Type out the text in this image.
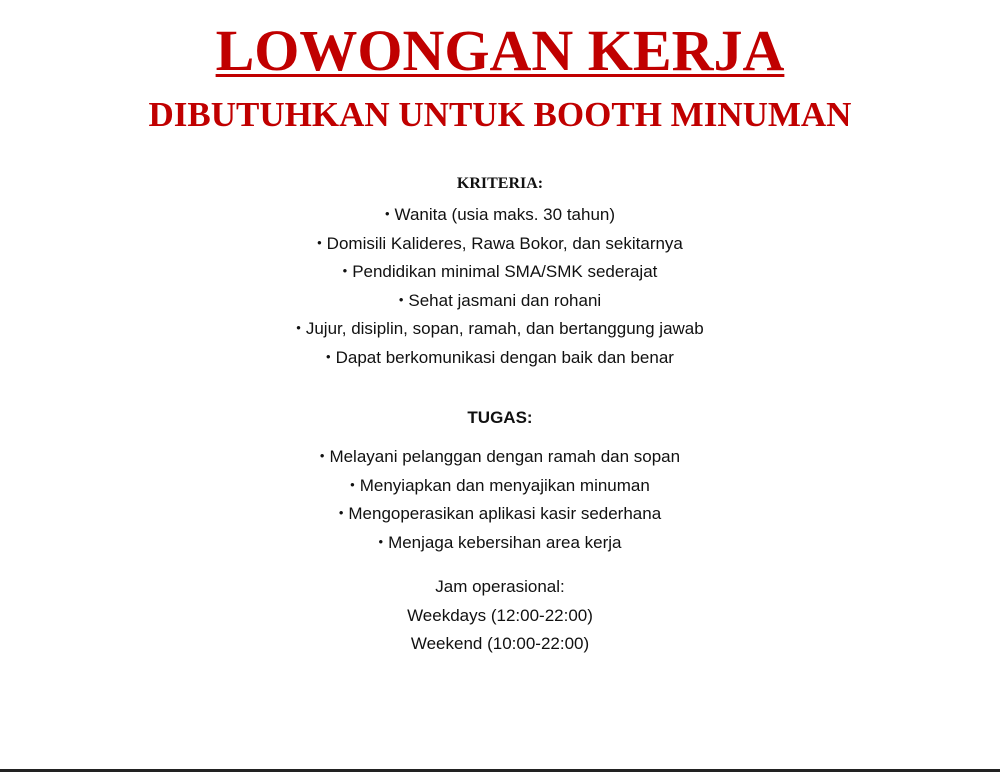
LOWONGAN KERJA
DIBUTUHKAN UNTUK BOOTH MINUMAN
KRITERIA:
• Wanita (usia maks. 30 tahun)
• Domisili Kalideres, Rawa Bokor, dan sekitarnya
• Pendidikan minimal SMA/SMK sederajat
• Sehat jasmani dan rohani
• Jujur, disiplin, sopan, ramah, dan bertanggung jawab
• Dapat berkomunikasi dengan baik dan benar
TUGAS:
• Melayani pelanggan dengan ramah dan sopan
• Menyiapkan dan menyajikan minuman
• Mengoperasikan aplikasi kasir sederhana
• Menjaga kebersihan area kerja
Jam operasional:
Weekdays (12:00-22:00)
Weekend (10:00-22:00)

════════════════════

REQUEST -
Omit the images and transcribe all of the records above word for word.

COMPLETED TASK -
Type out the text in this image.
LOWONGAN KERJA
DIBUTUHKAN UNTUK BOOTH MINUMAN
KRITERIA:
• Wanita (usia maks. 30 tahun)
• Domisili Kalideres, Rawa Bokor, dan sekitarnya
• Pendidikan minimal SMA/SMK sederajat
• Sehat jasmani dan rohani
• Jujur, disiplin, sopan, ramah, dan bertanggung jawab
• Dapat berkomunikasi dengan baik dan benar
TUGAS:
• Melayani pelanggan dengan ramah dan sopan
• Menyiapkan dan menyajikan minuman
• Mengoperasikan aplikasi kasir sederhana
• Menjaga kebersihan area kerja
Jam operasional:
Weekdays (12:00-22:00)
Weekend (10:00-22:00)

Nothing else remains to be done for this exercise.